_GIVEN TASK_
Hunt for the word "dans" across the entries below, copying each line that holds it.

# # # # # # #

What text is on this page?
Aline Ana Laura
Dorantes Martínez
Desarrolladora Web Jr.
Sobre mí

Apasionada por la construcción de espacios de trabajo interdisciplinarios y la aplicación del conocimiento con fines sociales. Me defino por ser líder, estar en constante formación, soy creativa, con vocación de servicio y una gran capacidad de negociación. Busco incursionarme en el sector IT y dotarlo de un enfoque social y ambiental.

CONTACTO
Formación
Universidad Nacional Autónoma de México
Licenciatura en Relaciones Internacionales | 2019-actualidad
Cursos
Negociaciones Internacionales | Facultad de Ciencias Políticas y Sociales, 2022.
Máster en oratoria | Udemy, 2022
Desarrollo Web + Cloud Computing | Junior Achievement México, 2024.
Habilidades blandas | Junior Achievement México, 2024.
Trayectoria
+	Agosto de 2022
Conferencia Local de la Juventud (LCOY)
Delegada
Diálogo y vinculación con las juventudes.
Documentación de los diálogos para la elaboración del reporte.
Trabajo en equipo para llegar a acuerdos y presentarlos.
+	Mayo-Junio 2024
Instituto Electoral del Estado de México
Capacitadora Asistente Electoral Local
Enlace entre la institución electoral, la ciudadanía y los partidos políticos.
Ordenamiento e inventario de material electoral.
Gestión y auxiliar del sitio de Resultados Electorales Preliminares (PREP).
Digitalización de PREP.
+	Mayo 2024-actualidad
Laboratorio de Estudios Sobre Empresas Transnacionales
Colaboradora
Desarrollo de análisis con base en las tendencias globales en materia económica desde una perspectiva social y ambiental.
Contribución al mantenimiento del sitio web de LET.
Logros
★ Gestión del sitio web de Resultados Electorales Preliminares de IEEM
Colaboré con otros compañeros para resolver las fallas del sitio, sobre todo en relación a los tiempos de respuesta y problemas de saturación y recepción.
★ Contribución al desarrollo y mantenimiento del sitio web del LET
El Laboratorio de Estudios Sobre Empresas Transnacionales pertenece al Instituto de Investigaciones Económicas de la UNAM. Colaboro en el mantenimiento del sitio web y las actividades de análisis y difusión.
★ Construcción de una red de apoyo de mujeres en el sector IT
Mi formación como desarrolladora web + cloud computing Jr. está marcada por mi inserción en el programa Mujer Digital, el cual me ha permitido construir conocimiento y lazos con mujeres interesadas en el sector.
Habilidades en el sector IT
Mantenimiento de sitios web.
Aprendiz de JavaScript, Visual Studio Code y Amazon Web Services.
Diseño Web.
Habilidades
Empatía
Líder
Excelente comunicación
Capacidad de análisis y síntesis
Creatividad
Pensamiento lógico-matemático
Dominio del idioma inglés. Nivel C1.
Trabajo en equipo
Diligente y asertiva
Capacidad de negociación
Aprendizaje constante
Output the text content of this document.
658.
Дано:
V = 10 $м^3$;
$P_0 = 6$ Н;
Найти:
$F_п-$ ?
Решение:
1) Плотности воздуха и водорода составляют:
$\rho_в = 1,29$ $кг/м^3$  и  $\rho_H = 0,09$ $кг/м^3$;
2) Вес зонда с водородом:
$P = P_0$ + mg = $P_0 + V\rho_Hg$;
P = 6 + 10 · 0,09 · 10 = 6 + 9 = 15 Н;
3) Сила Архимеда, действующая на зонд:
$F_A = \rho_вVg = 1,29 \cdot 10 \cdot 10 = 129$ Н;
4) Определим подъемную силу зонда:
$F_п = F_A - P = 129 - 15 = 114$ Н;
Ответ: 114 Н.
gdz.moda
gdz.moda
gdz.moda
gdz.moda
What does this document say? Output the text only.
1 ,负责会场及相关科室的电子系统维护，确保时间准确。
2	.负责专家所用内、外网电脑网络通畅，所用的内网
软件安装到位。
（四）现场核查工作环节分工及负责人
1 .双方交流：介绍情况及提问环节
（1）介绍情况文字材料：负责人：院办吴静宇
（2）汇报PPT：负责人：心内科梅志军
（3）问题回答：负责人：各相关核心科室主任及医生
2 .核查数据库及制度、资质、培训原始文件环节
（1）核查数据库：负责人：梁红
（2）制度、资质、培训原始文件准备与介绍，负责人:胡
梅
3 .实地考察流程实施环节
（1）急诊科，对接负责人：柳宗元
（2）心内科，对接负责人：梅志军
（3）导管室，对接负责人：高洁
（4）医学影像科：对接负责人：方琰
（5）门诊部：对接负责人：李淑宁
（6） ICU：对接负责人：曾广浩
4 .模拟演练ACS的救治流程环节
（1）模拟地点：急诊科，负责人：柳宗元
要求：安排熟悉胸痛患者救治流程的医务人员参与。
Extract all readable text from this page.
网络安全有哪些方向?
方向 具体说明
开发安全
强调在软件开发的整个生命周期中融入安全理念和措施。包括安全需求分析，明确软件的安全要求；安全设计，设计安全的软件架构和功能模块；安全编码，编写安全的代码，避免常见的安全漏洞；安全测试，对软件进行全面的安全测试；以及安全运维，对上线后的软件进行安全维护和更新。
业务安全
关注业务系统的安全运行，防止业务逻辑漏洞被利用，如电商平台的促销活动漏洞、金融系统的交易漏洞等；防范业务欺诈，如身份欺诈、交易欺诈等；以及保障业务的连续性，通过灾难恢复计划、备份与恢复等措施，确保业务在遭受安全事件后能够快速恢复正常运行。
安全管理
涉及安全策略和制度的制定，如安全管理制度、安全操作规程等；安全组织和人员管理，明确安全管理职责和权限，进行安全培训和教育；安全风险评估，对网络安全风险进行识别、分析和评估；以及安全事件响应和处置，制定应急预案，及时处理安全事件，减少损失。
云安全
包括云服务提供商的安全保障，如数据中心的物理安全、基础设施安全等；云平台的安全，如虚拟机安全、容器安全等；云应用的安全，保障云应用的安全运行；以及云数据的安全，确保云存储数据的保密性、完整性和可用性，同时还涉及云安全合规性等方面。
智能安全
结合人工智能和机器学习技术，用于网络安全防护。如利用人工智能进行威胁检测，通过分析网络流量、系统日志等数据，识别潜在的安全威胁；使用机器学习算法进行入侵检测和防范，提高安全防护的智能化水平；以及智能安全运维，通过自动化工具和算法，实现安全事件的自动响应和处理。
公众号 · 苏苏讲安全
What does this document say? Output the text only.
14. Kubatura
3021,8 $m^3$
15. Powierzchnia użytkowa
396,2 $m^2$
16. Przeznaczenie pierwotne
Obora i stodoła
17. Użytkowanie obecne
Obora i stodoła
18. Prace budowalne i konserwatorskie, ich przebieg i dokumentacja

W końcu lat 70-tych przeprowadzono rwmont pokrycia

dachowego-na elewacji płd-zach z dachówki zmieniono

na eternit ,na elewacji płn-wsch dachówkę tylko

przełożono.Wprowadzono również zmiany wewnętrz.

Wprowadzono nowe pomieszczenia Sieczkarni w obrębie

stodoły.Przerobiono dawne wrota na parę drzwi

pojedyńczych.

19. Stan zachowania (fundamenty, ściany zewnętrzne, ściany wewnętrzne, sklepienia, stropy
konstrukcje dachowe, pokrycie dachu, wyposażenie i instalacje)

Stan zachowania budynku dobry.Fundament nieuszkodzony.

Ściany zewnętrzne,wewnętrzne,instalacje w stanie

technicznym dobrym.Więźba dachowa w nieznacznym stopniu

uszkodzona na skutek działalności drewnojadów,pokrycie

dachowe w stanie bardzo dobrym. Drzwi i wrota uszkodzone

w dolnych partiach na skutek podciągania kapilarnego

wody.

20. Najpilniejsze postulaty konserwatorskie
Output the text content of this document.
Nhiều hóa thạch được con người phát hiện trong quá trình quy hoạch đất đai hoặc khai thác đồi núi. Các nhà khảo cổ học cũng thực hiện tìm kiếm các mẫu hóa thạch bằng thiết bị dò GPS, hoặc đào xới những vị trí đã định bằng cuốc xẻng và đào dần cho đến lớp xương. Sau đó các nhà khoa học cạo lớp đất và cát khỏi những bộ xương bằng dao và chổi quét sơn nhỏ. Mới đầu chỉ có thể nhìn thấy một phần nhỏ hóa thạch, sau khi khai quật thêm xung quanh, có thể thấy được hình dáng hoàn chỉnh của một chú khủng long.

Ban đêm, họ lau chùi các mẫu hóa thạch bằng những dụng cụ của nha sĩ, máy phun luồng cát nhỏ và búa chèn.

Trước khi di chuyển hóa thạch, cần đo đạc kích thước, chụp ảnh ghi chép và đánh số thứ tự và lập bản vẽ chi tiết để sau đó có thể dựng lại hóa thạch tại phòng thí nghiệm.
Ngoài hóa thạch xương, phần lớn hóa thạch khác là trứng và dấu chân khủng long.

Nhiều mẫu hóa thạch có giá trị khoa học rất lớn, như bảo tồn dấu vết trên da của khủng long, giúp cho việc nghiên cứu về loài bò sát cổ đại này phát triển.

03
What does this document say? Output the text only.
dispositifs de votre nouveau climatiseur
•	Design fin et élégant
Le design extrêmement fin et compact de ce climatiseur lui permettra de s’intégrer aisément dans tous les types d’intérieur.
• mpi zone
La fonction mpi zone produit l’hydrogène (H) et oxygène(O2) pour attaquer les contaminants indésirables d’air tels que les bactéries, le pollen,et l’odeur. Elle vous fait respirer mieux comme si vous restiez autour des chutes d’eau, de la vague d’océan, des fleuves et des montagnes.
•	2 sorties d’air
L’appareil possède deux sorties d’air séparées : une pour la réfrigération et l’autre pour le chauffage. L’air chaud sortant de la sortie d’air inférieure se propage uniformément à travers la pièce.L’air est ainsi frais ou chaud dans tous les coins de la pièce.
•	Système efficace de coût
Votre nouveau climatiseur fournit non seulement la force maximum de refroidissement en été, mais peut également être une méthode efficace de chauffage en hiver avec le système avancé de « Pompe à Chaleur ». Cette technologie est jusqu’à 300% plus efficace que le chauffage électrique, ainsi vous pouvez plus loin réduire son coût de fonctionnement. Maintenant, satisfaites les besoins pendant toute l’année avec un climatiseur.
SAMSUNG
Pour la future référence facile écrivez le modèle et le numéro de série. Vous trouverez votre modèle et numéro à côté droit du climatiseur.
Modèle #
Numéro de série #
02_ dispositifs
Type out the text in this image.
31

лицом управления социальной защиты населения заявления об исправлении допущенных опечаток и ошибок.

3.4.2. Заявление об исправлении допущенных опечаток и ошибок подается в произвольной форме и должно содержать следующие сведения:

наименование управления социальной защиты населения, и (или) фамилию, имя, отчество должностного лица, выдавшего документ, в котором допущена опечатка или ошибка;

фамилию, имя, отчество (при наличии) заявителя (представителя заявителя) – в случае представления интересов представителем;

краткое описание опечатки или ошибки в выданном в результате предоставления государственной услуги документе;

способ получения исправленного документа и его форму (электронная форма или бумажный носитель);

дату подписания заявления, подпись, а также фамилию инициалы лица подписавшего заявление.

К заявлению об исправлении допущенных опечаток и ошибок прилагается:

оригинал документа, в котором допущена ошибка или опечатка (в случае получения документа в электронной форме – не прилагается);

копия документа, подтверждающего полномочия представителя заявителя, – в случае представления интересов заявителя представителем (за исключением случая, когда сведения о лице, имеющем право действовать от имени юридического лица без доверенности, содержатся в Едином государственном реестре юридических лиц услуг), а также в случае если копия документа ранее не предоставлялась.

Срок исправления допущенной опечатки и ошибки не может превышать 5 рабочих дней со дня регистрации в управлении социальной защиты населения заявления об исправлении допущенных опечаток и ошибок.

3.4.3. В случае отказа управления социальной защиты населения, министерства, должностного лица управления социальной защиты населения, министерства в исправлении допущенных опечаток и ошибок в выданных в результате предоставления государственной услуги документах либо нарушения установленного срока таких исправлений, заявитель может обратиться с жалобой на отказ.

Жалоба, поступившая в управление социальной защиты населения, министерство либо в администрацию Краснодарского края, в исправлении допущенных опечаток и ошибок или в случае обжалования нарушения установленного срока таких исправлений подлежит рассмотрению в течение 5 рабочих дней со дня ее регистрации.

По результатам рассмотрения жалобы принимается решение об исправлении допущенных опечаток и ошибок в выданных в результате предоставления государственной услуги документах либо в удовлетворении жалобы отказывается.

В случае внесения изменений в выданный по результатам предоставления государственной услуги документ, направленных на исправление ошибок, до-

# # # # # # #

_RESPONSE TO THIS EXERCISE_
Le design extrêmement fin et compact de ce climatiseur lui permettra de s’intégrer aisément dans tous les types d’intérieur.
L’appareil possède deux sorties d’air séparées : une pour la réfrigération et l’autre pour le chauffage. L’air chaud sortant de la sortie d’air inférieure se propage uniformément à travers la pièce.L’air est ainsi frais ou chaud dans tous les coins de la pièce.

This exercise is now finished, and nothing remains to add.